(Items from a data source)

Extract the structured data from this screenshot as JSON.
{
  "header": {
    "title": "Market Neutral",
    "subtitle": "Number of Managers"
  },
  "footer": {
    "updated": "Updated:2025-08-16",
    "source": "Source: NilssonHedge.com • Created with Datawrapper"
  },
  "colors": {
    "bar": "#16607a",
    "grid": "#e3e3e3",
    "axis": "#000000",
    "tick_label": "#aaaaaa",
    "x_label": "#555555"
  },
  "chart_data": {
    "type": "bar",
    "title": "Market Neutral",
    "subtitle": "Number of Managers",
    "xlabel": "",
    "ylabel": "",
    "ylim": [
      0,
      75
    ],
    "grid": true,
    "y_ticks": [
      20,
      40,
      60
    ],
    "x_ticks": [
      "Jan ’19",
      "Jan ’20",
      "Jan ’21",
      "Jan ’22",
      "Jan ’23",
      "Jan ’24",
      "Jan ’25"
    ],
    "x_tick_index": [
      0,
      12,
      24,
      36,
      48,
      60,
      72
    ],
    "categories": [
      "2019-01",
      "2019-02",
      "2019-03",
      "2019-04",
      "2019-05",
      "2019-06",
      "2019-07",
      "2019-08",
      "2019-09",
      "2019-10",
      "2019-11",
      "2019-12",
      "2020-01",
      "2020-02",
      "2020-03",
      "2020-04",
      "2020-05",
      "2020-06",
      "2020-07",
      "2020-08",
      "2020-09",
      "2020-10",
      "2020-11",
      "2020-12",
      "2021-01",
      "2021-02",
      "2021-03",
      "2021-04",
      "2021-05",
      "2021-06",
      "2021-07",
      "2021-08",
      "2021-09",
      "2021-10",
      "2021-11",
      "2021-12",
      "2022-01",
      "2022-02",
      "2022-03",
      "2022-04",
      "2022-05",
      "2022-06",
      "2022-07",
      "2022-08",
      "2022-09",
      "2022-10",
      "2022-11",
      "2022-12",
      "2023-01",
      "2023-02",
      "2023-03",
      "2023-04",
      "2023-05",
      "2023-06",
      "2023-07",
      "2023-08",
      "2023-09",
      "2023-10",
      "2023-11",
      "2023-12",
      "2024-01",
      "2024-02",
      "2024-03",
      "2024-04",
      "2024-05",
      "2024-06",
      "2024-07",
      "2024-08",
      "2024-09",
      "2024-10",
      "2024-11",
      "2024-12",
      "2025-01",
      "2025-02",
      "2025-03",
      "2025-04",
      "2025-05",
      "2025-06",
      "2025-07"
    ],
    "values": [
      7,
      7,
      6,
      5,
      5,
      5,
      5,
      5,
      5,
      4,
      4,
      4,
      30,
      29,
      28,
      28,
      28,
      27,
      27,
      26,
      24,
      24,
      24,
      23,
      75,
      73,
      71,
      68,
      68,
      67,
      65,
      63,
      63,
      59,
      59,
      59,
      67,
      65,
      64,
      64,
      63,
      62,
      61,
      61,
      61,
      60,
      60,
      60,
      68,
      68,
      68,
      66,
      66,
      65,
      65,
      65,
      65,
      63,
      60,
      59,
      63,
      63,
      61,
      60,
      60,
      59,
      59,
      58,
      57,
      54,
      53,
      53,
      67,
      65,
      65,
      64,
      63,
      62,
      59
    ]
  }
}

**Problem to work on**
Print the listing above in its entirety, with every line exact.

**Answer for the task**
Extract the structured data from this screenshot as JSON.
{
  "header": {
    "title": "Market Neutral",
    "subtitle": "Number of Managers"
  },
  "footer": {
    "updated": "Updated:2025-08-16",
    "source": "Source: NilssonHedge.com • Created with Datawrapper"
  },
  "colors": {
    "bar": "#16607a",
    "grid": "#e3e3e3",
    "axis": "#000000",
    "tick_label": "#aaaaaa",
    "x_label": "#555555"
  },
  "chart_data": {
    "type": "bar",
    "title": "Market Neutral",
    "subtitle": "Number of Managers",
    "xlabel": "",
    "ylabel": "",
    "ylim": [
      0,
      75
    ],
    "grid": true,
    "y_ticks": [
      20,
      40,
      60
    ],
    "x_ticks": [
      "Jan ’19",
      "Jan ’20",
      "Jan ’21",
      "Jan ’22",
      "Jan ’23",
      "Jan ’24",
      "Jan ’25"
    ],
    "x_tick_index": [
      0,
      12,
      24,
      36,
      48,
      60,
      72
    ],
    "categories": [
      "2019-01",
      "2019-02",
      "2019-03",
      "2019-04",
      "2019-05",
      "2019-06",
      "2019-07",
      "2019-08",
      "2019-09",
      "2019-10",
      "2019-11",
      "2019-12",
      "2020-01",
      "2020-02",
      "2020-03",
      "2020-04",
      "2020-05",
      "2020-06",
      "2020-07",
      "2020-08",
      "2020-09",
      "2020-10",
      "2020-11",
      "2020-12",
      "2021-01",
      "2021-02",
      "2021-03",
      "2021-04",
      "2021-05",
      "2021-06",
      "2021-07",
      "2021-08",
      "2021-09",
      "2021-10",
      "2021-11",
      "2021-12",
      "2022-01",
      "2022-02",
      "2022-03",
      "2022-04",
      "2022-05",
      "2022-06",
      "2022-07",
      "2022-08",
      "2022-09",
      "2022-10",
      "2022-11",
      "2022-12",
      "2023-01",
      "2023-02",
      "2023-03",
      "2023-04",
      "2023-05",
      "2023-06",
      "2023-07",
      "2023-08",
      "2023-09",
      "2023-10",
      "2023-11",
      "2023-12",
      "2024-01",
      "2024-02",
      "2024-03",
      "2024-04",
      "2024-05",
      "2024-06",
      "2024-07",
      "2024-08",
      "2024-09",
      "2024-10",
      "2024-11",
      "2024-12",
      "2025-01",
      "2025-02",
      "2025-03",
      "2025-04",
      "2025-05",
      "2025-06",
      "2025-07"
    ],
    "values": [
      7,
      7,
      6,
      5,
      5,
      5,
      5,
      5,
      5,
      4,
      4,
      4,
      30,
      29,
      28,
      28,
      28,
      27,
      27,
      26,
      24,
      24,
      24,
      23,
      75,
      73,
      71,
      68,
      68,
      67,
      65,
      63,
      63,
      59,
      59,
      59,
      67,
      65,
      64,
      64,
      63,
      62,
      61,
      61,
      61,
      60,
      60,
      60,
      68,
      68,
      68,
      66,
      66,
      65,
      65,
      65,
      65,
      63,
      60,
      59,
      63,
      63,
      61,
      60,
      60,
      59,
      59,
      58,
      57,
      54,
      53,
      53,
      67,
      65,
      65,
      64,
      63,
      62,
      59
    ]
  }
}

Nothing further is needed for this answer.